Where a line contains the string "Stewart", copy that line.

══ Data rows ══

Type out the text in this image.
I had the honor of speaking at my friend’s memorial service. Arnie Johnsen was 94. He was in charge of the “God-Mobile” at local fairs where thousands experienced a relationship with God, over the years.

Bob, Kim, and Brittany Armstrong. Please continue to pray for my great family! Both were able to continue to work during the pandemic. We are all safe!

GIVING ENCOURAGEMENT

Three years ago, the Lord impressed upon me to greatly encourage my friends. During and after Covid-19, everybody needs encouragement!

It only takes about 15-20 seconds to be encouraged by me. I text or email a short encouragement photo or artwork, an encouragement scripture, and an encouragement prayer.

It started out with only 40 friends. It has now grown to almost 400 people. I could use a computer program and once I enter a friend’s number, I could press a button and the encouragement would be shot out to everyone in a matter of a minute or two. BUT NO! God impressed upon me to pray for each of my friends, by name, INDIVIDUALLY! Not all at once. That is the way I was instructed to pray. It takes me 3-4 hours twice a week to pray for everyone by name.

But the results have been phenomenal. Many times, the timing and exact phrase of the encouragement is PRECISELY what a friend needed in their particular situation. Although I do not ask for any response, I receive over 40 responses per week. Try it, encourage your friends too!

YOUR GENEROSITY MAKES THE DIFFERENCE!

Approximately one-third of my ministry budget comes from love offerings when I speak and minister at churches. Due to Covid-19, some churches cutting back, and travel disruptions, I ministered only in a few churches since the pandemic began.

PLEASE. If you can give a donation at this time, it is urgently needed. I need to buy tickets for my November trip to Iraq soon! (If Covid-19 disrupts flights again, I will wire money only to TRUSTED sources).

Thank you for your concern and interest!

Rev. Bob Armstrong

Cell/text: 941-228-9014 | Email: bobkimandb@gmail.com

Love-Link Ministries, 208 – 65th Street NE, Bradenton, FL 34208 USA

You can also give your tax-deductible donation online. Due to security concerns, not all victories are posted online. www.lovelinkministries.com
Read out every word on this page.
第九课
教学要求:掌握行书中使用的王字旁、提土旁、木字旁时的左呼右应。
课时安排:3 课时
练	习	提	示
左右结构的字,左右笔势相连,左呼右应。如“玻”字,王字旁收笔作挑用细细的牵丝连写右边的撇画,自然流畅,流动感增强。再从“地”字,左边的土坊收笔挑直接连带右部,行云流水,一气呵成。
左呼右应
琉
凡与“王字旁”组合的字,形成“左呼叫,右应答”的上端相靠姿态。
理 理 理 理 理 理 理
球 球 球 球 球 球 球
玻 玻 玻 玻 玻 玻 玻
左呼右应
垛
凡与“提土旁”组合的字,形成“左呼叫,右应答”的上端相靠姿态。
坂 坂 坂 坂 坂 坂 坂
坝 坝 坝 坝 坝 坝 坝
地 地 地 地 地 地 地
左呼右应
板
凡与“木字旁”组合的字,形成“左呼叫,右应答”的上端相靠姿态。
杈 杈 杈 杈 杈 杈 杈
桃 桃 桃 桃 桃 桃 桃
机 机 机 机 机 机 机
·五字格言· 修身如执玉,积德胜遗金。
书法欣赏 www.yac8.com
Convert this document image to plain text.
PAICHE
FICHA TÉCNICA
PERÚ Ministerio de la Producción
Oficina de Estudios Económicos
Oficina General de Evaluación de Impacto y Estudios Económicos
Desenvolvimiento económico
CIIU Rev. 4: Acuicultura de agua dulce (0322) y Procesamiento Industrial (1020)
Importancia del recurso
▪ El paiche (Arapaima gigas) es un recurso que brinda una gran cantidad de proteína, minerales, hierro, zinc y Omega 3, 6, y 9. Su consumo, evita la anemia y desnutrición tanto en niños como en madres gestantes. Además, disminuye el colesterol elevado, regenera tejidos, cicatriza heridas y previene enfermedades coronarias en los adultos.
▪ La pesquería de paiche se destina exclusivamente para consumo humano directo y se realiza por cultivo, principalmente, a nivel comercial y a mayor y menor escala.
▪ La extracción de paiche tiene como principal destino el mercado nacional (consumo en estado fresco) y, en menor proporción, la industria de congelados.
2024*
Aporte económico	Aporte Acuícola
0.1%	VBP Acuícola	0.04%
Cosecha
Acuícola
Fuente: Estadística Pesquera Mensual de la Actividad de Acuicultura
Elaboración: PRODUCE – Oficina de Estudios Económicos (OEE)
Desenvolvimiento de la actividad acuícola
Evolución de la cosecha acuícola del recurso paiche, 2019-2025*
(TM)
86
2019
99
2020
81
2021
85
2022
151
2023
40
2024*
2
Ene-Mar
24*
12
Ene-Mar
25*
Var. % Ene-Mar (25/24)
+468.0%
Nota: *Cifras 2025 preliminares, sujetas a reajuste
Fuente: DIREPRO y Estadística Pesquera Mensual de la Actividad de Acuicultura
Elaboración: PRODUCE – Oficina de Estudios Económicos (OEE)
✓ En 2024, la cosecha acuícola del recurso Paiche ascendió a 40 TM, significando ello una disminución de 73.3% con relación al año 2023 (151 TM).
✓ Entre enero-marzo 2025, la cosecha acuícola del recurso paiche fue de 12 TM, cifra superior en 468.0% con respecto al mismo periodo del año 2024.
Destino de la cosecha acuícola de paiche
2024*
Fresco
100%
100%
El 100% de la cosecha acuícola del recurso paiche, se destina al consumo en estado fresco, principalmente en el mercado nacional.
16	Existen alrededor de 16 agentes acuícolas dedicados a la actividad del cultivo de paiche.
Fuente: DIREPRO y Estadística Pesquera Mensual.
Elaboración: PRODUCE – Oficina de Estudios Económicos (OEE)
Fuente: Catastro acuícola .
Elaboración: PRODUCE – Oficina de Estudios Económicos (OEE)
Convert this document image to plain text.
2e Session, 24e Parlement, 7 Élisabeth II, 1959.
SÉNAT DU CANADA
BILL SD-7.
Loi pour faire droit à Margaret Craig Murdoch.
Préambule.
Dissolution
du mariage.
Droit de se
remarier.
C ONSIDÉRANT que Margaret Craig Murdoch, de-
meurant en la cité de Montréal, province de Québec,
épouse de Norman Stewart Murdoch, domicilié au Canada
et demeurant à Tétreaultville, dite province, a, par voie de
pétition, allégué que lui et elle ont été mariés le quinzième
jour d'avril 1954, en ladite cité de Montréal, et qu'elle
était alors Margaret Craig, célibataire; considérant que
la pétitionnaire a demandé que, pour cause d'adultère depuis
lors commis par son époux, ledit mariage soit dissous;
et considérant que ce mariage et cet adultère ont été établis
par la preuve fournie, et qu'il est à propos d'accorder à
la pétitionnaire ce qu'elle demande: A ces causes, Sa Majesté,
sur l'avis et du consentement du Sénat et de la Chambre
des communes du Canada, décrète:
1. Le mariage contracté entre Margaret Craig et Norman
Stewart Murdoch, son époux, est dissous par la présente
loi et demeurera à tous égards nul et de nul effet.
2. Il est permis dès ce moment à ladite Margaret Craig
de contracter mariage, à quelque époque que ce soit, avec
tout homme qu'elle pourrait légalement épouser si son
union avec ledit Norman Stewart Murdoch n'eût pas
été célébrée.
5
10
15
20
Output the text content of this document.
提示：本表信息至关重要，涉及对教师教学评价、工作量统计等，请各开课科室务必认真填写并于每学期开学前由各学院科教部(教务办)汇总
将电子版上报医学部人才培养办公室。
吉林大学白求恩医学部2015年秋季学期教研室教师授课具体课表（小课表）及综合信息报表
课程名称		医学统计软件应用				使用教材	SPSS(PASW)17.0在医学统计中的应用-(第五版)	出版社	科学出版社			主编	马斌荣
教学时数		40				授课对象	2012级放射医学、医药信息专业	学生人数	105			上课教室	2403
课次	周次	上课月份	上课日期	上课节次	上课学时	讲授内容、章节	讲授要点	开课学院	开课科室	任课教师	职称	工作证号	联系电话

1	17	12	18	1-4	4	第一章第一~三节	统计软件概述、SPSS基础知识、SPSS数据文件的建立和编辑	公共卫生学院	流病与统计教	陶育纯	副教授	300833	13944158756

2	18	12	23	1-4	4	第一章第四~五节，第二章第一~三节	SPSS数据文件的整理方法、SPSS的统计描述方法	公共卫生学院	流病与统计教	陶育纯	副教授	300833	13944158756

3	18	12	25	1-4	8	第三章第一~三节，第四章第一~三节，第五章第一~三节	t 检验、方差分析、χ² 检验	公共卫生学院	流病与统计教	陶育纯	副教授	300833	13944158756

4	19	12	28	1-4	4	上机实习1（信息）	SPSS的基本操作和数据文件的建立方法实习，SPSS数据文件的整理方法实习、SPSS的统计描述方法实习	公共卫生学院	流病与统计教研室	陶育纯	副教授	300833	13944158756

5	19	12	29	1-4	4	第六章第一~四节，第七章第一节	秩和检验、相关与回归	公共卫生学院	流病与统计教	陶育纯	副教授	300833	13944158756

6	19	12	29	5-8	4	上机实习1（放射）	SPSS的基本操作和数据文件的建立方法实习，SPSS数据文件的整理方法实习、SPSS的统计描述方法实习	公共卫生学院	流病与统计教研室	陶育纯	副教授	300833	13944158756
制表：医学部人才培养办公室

═══

Reply —
épouse de Norman Stewart Murdoch, domicilié au Canada
Stewart Murdoch, son époux, est dissous par la présente
union avec ledit Norman Stewart Murdoch n'eût pas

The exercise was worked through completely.